* Excerpted records
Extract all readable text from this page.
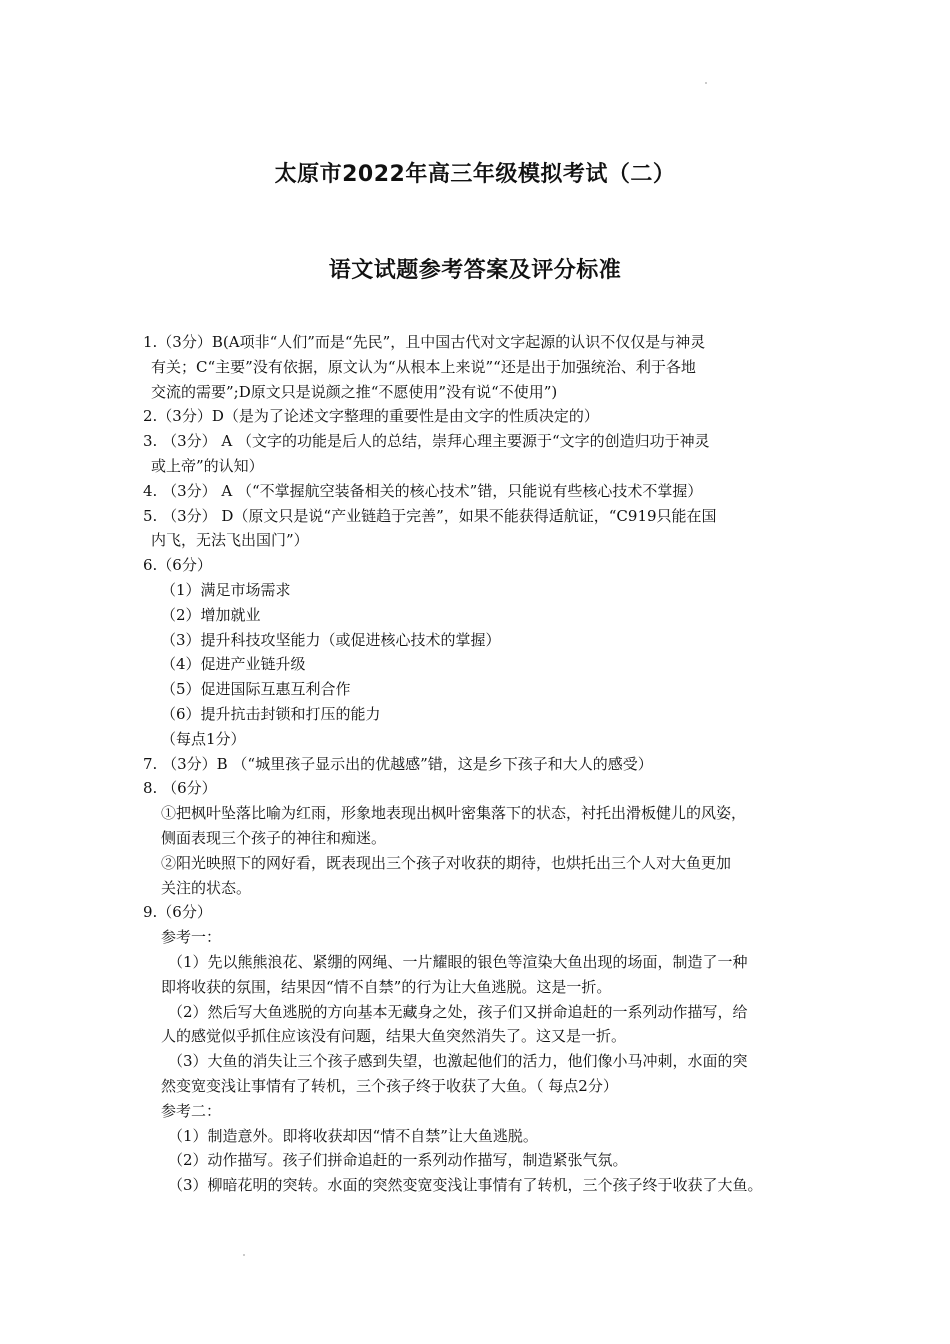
太原市2022年高三年级模拟考试（二）
语文试题参考答案及评分标准
1.（3分）B(A项非“人们”而是“先民”，且中国古代对文字起源的认识不仅仅是与神灵
有关；C“主要”没有依据，原文认为“从根本上来说”“还是出于加强统治、利于各地
交流的需要”;D原文只是说颜之推“不愿使用”没有说“不使用”)
2.（3分）D（是为了论述文字整理的重要性是由文字的性质决定的）
3. （3分） A （文字的功能是后人的总结，崇拜心理主要源于“文字的创造归功于神灵
或上帝”的认知）
4. （3分） A （“不掌握航空装备相关的核心技术”错，只能说有些核心技术不掌握）
5. （3分） D（原文只是说“产业链趋于完善”，如果不能获得适航证，“C919只能在国
内飞，无法飞出国门”）
6.（6分）
（1）满足市场需求
（2）增加就业
（3）提升科技攻坚能力（或促进核心技术的掌握）
（4）促进产业链升级
（5）促进国际互惠互利合作
（6）提升抗击封锁和打压的能力
（每点1分）
7. （3分）B （“城里孩子显示出的优越感”错，这是乡下孩子和大人的感受）
8. （6分）
①把枫叶坠落比喻为红雨，形象地表现出枫叶密集落下的状态，衬托出滑板健儿的风姿，
侧面表现三个孩子的神往和痴迷。
②阳光映照下的网好看，既表现出三个孩子对收获的期待，也烘托出三个人对大鱼更加
关注的状态。
9.（6分）
参考一：
（1）先以熊熊浪花、紧绷的网绳、一片耀眼的银色等渲染大鱼出现的场面，制造了一种
即将收获的氛围，结果因“情不自禁”的行为让大鱼逃脱。这是一折。
（2）然后写大鱼逃脱的方向基本无藏身之处，孩子们又拼命追赶的一系列动作描写，给
人的感觉似乎抓住应该没有问题，结果大鱼突然消失了。这又是一折。
（3）大鱼的消失让三个孩子感到失望，也激起他们的活力，他们像小马冲刺，水面的突
然变宽变浅让事情有了转机，三个孩子终于收获了大鱼。（ 每点2分）
参考二：
（1）制造意外。即将收获却因“情不自禁”让大鱼逃脱。
（2）动作描写。孩子们拼命追赶的一系列动作描写，制造紧张气氛。
（3）柳暗花明的突转。水面的突然变宽变浅让事情有了转机，三个孩子终于收获了大鱼。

* To do
Pull out all lines from the listing that contain the string "情不自禁".

* Output
即将收获的氛围，结果因“情不自禁”的行为让大鱼逃脱。这是一折。
（1）制造意外。即将收获却因“情不自禁”让大鱼逃脱。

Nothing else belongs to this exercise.